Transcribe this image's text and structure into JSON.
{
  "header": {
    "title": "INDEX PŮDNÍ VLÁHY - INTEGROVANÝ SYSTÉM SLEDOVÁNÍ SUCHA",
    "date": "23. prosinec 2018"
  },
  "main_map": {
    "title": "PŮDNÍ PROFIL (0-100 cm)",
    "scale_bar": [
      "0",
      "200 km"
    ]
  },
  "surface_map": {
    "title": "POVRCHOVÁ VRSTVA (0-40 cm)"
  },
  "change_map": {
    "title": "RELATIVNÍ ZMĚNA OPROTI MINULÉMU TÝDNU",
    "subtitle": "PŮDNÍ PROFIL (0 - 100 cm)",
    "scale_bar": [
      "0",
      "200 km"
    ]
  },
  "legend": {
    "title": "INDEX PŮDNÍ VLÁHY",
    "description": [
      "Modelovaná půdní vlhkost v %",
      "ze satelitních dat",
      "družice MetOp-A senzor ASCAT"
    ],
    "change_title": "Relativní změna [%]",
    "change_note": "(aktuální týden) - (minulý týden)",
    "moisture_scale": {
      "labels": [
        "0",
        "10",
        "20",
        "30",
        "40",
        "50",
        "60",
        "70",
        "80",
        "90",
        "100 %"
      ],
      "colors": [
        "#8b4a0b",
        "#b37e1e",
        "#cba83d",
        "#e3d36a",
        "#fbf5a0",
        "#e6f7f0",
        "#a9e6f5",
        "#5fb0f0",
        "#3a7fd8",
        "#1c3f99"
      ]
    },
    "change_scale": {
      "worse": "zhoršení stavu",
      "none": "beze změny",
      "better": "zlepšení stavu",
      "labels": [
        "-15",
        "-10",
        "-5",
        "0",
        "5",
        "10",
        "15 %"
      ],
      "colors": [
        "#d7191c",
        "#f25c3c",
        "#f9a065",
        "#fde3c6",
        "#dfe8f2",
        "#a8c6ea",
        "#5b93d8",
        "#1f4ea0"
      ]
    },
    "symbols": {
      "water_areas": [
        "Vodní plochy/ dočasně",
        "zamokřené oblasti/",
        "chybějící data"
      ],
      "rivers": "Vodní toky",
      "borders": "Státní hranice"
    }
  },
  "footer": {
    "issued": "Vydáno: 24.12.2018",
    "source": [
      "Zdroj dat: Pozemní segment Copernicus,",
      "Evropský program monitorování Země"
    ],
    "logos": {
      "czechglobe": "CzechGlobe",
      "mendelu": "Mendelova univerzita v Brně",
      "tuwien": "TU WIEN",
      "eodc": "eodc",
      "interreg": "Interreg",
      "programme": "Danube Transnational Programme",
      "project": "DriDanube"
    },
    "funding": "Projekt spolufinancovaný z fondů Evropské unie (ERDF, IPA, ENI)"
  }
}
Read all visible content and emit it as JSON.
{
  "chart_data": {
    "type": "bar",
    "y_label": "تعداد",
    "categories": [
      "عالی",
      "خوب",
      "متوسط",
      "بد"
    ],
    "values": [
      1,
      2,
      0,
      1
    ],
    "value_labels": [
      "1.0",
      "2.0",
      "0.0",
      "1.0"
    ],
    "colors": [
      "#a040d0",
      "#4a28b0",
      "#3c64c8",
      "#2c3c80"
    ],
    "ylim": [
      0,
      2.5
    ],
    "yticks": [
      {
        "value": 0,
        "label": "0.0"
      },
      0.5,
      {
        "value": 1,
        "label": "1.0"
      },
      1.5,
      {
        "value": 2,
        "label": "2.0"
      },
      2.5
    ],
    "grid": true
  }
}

########################################

_WHAT YOU ARE ASKED TO DO_. Every entry must be output again, exactly as written above.

_EXERCISE RESPONSE_.
Transcribe this image's text and structure into JSON.
{
  "header": {
    "title": "INDEX PŮDNÍ VLÁHY - INTEGROVANÝ SYSTÉM SLEDOVÁNÍ SUCHA",
    "date": "23. prosinec 2018"
  },
  "main_map": {
    "title": "PŮDNÍ PROFIL (0-100 cm)",
    "scale_bar": [
      "0",
      "200 km"
    ]
  },
  "surface_map": {
    "title": "POVRCHOVÁ VRSTVA (0-40 cm)"
  },
  "change_map": {
    "title": "RELATIVNÍ ZMĚNA OPROTI MINULÉMU TÝDNU",
    "subtitle": "PŮDNÍ PROFIL (0 - 100 cm)",
    "scale_bar": [
      "0",
      "200 km"
    ]
  },
  "legend": {
    "title": "INDEX PŮDNÍ VLÁHY",
    "description": [
      "Modelovaná půdní vlhkost v %",
      "ze satelitních dat",
      "družice MetOp-A senzor ASCAT"
    ],
    "change_title": "Relativní změna [%]",
    "change_note": "(aktuální týden) - (minulý týden)",
    "moisture_scale": {
      "labels": [
        "0",
        "10",
        "20",
        "30",
        "40",
        "50",
        "60",
        "70",
        "80",
        "90",
        "100 %"
      ],
      "colors": [
        "#8b4a0b",
        "#b37e1e",
        "#cba83d",
        "#e3d36a",
        "#fbf5a0",
        "#e6f7f0",
        "#a9e6f5",
        "#5fb0f0",
        "#3a7fd8",
        "#1c3f99"
      ]
    },
    "change_scale": {
      "worse": "zhoršení stavu",
      "none": "beze změny",
      "better": "zlepšení stavu",
      "labels": [
        "-15",
        "-10",
        "-5",
        "0",
        "5",
        "10",
        "15 %"
      ],
      "colors": [
        "#d7191c",
        "#f25c3c",
        "#f9a065",
        "#fde3c6",
        "#dfe8f2",
        "#a8c6ea",
        "#5b93d8",
        "#1f4ea0"
      ]
    },
    "symbols": {
      "water_areas": [
        "Vodní plochy/ dočasně",
        "zamokřené oblasti/",
        "chybějící data"
      ],
      "rivers": "Vodní toky",
      "borders": "Státní hranice"
    }
  },
  "footer": {
    "issued": "Vydáno: 24.12.2018",
    "source": [
      "Zdroj dat: Pozemní segment Copernicus,",
      "Evropský program monitorování Země"
    ],
    "logos": {
      "czechglobe": "CzechGlobe",
      "mendelu": "Mendelova univerzita v Brně",
      "tuwien": "TU WIEN",
      "eodc": "eodc",
      "interreg": "Interreg",
      "programme": "Danube Transnational Programme",
      "project": "DriDanube"
    },
    "funding": "Projekt spolufinancovaný z fondů Evropské unie (ERDF, IPA, ENI)"
  }
}
Read all visible content and emit it as JSON.
{
  "chart_data": {
    "type": "bar",
    "y_label": "تعداد",
    "categories": [
      "عالی",
      "خوب",
      "متوسط",
      "بد"
    ],
    "values": [
      1,
      2,
      0,
      1
    ],
    "value_labels": [
      "1.0",
      "2.0",
      "0.0",
      "1.0"
    ],
    "colors": [
      "#a040d0",
      "#4a28b0",
      "#3c64c8",
      "#2c3c80"
    ],
    "ylim": [
      0,
      2.5
    ],
    "yticks": [
      {
        "value": 0,
        "label": "0.0"
      },
      0.5,
      {
        "value": 1,
        "label": "1.0"
      },
      1.5,
      {
        "value": 2,
        "label": "2.0"
      },
      2.5
    ],
    "grid": true
  }
}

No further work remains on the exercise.